DIRECTIONS FOR THIS TASK: Without the pictures, print each of the records below exactly as it appears.

──────── RECORDS SUPPLIED

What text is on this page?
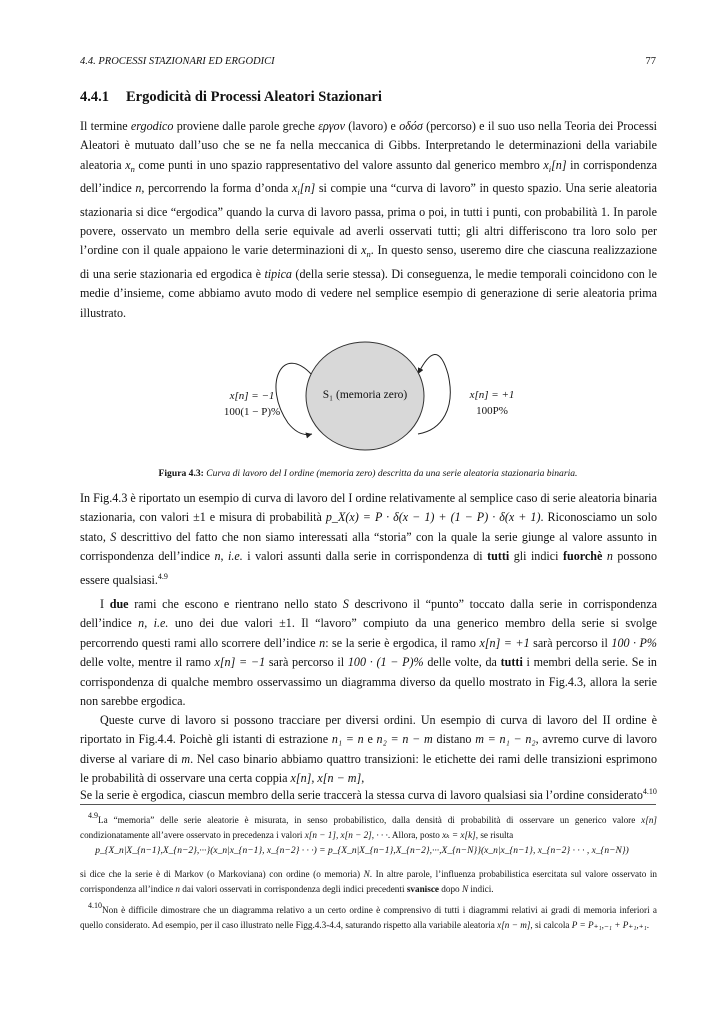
4.4. PROCESSI STAZIONARI ED ERGODICI	77
4.4.1 Ergodicità di Processi Aleatori Stazionari
Il termine ergodico proviene dalle parole greche εργον (lavoro) e οδόσ (percorso) e il suo uso nella Teoria dei Processi Aleatori è mutuato dall’uso che se ne fa nella meccanica di Gibbs. Interpretando le determinazioni della variabile aleatoria $x_n$ come punti in uno spazio rappresentativo del valore assunto dal generico membro $x_i[n]$ in corrispondenza dell’indice n, percorrendo la forma d’onda $x_i[n]$ si compie una “curva di lavoro” in questo spazio. Una serie aleatoria stazionaria si dice “ergodica” quando la curva di lavoro passa, prima o poi, in tutti i punti, con probabilità 1. In parole povere, osservato un membro della serie equivale ad averli osservati tutti; gli altri differiscono tra loro solo per l’ordine con il quale appaiono le varie determinazioni di $x_n$. In questo senso, useremo dire che ciascuna realizzazione di una serie stazionaria ed ergodica è tipica (della serie stessa). Di conseguenza, le medie temporali coincidono con le medie d’insieme, come abbiamo avuto modo di vedere nel semplice esempio di generazione di serie aleatoria prima illustrato.
S₁ (memoria zero)
x[n] = −1
100(1 − P)%
x[n] = +1
100P%
Figura 4.3: Curva di lavoro del I ordine (memoria zero) descritta da una serie aleatoria stazionaria binaria.
In Fig.4.3 è riportato un esempio di curva di lavoro del I ordine relativamente al semplice caso di serie aleatoria binaria stazionaria, con valori ±1 e misura di probabilità p_X(x) = P · δ(x − 1) + (1 − P) · δ(x + 1). Riconosciamo un solo stato, S descrittivo del fatto che non siamo interessati alla “storia” con la quale la serie giunge al valore assunto in corrispondenza dell’indice n, i.e. i valori assunti dalla serie in corrispondenza di tutti gli indici fuorchè n possono essere qualsiasi.$^{4.9}$
I due rami che escono e rientrano nello stato S descrivono il “punto” toccato dalla serie in corrispondenza dell’indice n, i.e. uno dei due valori ±1. Il “lavoro” compiuto da una generico membro della serie si svolge percorrendo questi rami allo scorrere dell’indice n: se la serie è ergodica, il ramo x[n] = +1 sarà percorso il 100 · P% delle volte, mentre il ramo x[n] = −1 sarà percorso il 100 · (1 − P)% delle volte, da tutti i membri della serie. Se in corrispondenza di qualche membro osservassimo un diagramma diverso da quello mostrato in Fig.4.3, allora la serie non sarebbe ergodica.
Queste curve di lavoro si possono tracciare per diversi ordini. Un esempio di curva di lavoro del II ordine è riportato in Fig.4.4. Poichè gli istanti di estrazione n₁ = n e n₂ = n − m distano m = n₁ − n₂, avremo curve di lavoro diverse al variare di m. Nel caso binario abbiamo quattro transizioni: le etichette dei rami delle transizioni esprimono le probabilità di osservare una certa coppia x[n], x[n − m],
Se la serie è ergodica, ciascun membro della serie traccerà la stessa curva di lavoro qualsiasi sia l’ordine considerato$^{4.10}$
4.9La “memoria” delle serie aleatorie è misurata, in senso probabilistico, dalla densità di probabilità di osservare un generico valore x[n] condizionatamente all’avere osservato in precedenza i valori x[n − 1], x[n − 2], · · ·. Allora, posto xₖ = x[k], se risulta
p_{X_n|X_{n−1},X_{n−2},···}(x_n|x_{n−1}, x_{n−2} · · ·) = p_{X_n|X_{n−1},X_{n−2},···,X_{n−N}}(x_n|x_{n−1}, x_{n−2} · · · , x_{n−N})
si dice che la serie è di Markov (o Markoviana) con ordine (o memoria) N. In altre parole, l’influenza probabilistica esercitata sul valore osservato in corrispondenza all’indice n dai valori osservati in corrispondenza degli indici precedenti svanisce dopo N indici.
4.10Non è difficile dimostrare che un diagramma relativo a un certo ordine è comprensivo di tutti i diagrammi relativi ai gradi di memoria inferiori a quello considerato. Ad esempio, per il caso illustrato nelle Figg.4.3-4.4, saturando rispetto alla variabile aleatoria x[n − m], si calcola P = P₊₁,₋₁ + P₊₁,₊₁.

────────────────

ANSWER TO THIS EXERCISE:
What text is on this page?
4.4. PROCESSI STAZIONARI ED ERGODICI	77
4.4.1 Ergodicità di Processi Aleatori Stazionari
Il termine ergodico proviene dalle parole greche εργον (lavoro) e οδόσ (percorso) e il suo uso nella Teoria dei Processi Aleatori è mutuato dall’uso che se ne fa nella meccanica di Gibbs. Interpretando le determinazioni della variabile aleatoria $x_n$ come punti in uno spazio rappresentativo del valore assunto dal generico membro $x_i[n]$ in corrispondenza dell’indice n, percorrendo la forma d’onda $x_i[n]$ si compie una “curva di lavoro” in questo spazio. Una serie aleatoria stazionaria si dice “ergodica” quando la curva di lavoro passa, prima o poi, in tutti i punti, con probabilità 1. In parole povere, osservato un membro della serie equivale ad averli osservati tutti; gli altri differiscono tra loro solo per l’ordine con il quale appaiono le varie determinazioni di $x_n$. In questo senso, useremo dire che ciascuna realizzazione di una serie stazionaria ed ergodica è tipica (della serie stessa). Di conseguenza, le medie temporali coincidono con le medie d’insieme, come abbiamo avuto modo di vedere nel semplice esempio di generazione di serie aleatoria prima illustrato.
S₁ (memoria zero)
x[n] = −1
100(1 − P)%
x[n] = +1
100P%
Figura 4.3: Curva di lavoro del I ordine (memoria zero) descritta da una serie aleatoria stazionaria binaria.
In Fig.4.3 è riportato un esempio di curva di lavoro del I ordine relativamente al semplice caso di serie aleatoria binaria stazionaria, con valori ±1 e misura di probabilità p_X(x) = P · δ(x − 1) + (1 − P) · δ(x + 1). Riconosciamo un solo stato, S descrittivo del fatto che non siamo interessati alla “storia” con la quale la serie giunge al valore assunto in corrispondenza dell’indice n, i.e. i valori assunti dalla serie in corrispondenza di tutti gli indici fuorchè n possono essere qualsiasi.$^{4.9}$
I due rami che escono e rientrano nello stato S descrivono il “punto” toccato dalla serie in corrispondenza dell’indice n, i.e. uno dei due valori ±1. Il “lavoro” compiuto da una generico membro della serie si svolge percorrendo questi rami allo scorrere dell’indice n: se la serie è ergodica, il ramo x[n] = +1 sarà percorso il 100 · P% delle volte, mentre il ramo x[n] = −1 sarà percorso il 100 · (1 − P)% delle volte, da tutti i membri della serie. Se in corrispondenza di qualche membro osservassimo un diagramma diverso da quello mostrato in Fig.4.3, allora la serie non sarebbe ergodica.
Queste curve di lavoro si possono tracciare per diversi ordini. Un esempio di curva di lavoro del II ordine è riportato in Fig.4.4. Poichè gli istanti di estrazione n₁ = n e n₂ = n − m distano m = n₁ − n₂, avremo curve di lavoro diverse al variare di m. Nel caso binario abbiamo quattro transizioni: le etichette dei rami delle transizioni esprimono le probabilità di osservare una certa coppia x[n], x[n − m],
Se la serie è ergodica, ciascun membro della serie traccerà la stessa curva di lavoro qualsiasi sia l’ordine considerato$^{4.10}$
4.9La “memoria” delle serie aleatorie è misurata, in senso probabilistico, dalla densità di probabilità di osservare un generico valore x[n] condizionatamente all’avere osservato in precedenza i valori x[n − 1], x[n − 2], · · ·. Allora, posto xₖ = x[k], se risulta
p_{X_n|X_{n−1},X_{n−2},···}(x_n|x_{n−1}, x_{n−2} · · ·) = p_{X_n|X_{n−1},X_{n−2},···,X_{n−N}}(x_n|x_{n−1}, x_{n−2} · · · , x_{n−N})
si dice che la serie è di Markov (o Markoviana) con ordine (o memoria) N. In altre parole, l’influenza probabilistica esercitata sul valore osservato in corrispondenza all’indice n dai valori osservati in corrispondenza degli indici precedenti svanisce dopo N indici.
4.10Non è difficile dimostrare che un diagramma relativo a un certo ordine è comprensivo di tutti i diagrammi relativi ai gradi di memoria inferiori a quello considerato. Ad esempio, per il caso illustrato nelle Figg.4.3-4.4, saturando rispetto alla variabile aleatoria x[n − m], si calcola P = P₊₁,₋₁ + P₊₁,₊₁.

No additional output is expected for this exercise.